**DIRECTIONS:** Copy every line of the records below that holds the word "model".

**MATERIAL SHOWN:**
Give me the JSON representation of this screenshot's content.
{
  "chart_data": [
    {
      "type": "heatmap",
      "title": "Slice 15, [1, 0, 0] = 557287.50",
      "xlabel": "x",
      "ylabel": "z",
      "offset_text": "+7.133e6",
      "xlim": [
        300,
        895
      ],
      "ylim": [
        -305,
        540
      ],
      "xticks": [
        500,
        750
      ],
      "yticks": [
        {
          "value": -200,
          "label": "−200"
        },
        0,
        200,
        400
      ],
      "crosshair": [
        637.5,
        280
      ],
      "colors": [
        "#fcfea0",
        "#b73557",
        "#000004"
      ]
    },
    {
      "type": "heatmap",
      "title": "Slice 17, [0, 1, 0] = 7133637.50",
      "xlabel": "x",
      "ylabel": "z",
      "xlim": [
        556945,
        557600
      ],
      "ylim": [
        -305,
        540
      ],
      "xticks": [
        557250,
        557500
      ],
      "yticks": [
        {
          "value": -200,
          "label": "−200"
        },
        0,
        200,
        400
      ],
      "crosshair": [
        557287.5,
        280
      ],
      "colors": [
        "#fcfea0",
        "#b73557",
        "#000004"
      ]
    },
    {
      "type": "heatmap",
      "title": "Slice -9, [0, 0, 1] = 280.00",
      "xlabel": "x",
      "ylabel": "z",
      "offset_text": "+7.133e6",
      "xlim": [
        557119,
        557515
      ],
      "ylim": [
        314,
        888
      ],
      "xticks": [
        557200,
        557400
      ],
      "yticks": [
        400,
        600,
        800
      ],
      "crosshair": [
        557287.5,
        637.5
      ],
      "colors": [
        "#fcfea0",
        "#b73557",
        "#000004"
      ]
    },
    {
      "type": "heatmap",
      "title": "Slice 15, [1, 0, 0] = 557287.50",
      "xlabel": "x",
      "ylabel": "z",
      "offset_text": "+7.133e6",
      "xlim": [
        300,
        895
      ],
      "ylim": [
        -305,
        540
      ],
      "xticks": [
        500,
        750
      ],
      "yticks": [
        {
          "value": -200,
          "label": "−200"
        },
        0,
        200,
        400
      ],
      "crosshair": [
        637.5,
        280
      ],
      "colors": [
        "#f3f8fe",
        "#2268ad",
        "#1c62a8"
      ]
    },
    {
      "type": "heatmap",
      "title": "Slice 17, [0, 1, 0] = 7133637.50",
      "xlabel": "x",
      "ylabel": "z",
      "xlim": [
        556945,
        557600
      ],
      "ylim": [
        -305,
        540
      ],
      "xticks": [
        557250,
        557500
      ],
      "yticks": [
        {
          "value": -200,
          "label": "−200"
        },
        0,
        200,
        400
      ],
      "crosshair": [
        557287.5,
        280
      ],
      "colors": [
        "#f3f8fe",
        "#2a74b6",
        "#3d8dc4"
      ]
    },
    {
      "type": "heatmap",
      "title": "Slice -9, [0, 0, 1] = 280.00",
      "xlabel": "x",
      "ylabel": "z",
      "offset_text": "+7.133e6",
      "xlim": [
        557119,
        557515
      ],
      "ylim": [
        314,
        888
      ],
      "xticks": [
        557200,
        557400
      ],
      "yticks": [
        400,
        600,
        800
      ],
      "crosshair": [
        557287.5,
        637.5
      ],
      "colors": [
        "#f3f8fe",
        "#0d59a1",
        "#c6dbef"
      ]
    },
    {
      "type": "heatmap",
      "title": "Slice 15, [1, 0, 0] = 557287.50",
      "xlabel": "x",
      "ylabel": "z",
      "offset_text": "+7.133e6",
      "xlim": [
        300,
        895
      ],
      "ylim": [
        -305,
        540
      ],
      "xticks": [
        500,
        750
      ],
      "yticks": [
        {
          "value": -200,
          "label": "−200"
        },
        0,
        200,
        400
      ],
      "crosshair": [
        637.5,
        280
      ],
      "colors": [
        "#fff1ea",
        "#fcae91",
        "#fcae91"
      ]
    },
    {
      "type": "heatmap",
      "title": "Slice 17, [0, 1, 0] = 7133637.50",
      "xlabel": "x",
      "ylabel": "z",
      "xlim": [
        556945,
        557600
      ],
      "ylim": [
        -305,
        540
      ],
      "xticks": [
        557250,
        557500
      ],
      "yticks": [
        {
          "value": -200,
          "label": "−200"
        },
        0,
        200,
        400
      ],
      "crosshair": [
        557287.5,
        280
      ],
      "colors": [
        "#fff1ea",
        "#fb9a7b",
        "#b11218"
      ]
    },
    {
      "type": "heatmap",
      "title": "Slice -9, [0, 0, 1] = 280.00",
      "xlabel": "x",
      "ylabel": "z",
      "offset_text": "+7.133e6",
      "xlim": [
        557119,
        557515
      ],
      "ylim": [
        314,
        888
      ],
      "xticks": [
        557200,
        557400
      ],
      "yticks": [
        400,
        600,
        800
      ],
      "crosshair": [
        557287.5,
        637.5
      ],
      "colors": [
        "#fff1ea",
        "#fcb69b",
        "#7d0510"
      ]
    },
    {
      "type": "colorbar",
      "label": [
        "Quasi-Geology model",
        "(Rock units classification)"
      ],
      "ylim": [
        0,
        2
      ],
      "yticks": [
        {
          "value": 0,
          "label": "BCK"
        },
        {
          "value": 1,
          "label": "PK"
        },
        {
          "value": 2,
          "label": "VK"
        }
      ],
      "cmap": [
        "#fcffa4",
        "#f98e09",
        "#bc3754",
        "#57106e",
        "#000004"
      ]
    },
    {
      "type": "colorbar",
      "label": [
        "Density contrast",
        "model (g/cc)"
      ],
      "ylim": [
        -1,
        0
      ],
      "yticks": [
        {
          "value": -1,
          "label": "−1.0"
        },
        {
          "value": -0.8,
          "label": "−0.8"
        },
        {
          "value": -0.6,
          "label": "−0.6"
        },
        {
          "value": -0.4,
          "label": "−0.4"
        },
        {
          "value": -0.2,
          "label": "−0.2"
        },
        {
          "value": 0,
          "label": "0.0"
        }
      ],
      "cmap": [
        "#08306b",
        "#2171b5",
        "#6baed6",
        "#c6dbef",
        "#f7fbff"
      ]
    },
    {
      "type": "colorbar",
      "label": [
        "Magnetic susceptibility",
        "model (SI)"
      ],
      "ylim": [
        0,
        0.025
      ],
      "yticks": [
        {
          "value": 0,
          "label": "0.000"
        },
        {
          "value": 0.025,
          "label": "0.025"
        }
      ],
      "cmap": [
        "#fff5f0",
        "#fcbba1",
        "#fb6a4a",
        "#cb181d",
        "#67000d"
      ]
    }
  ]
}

**CORRECT OUTPUT:**
        "Quasi-Geology model",
        "model (g/cc)"
        "model (SI)"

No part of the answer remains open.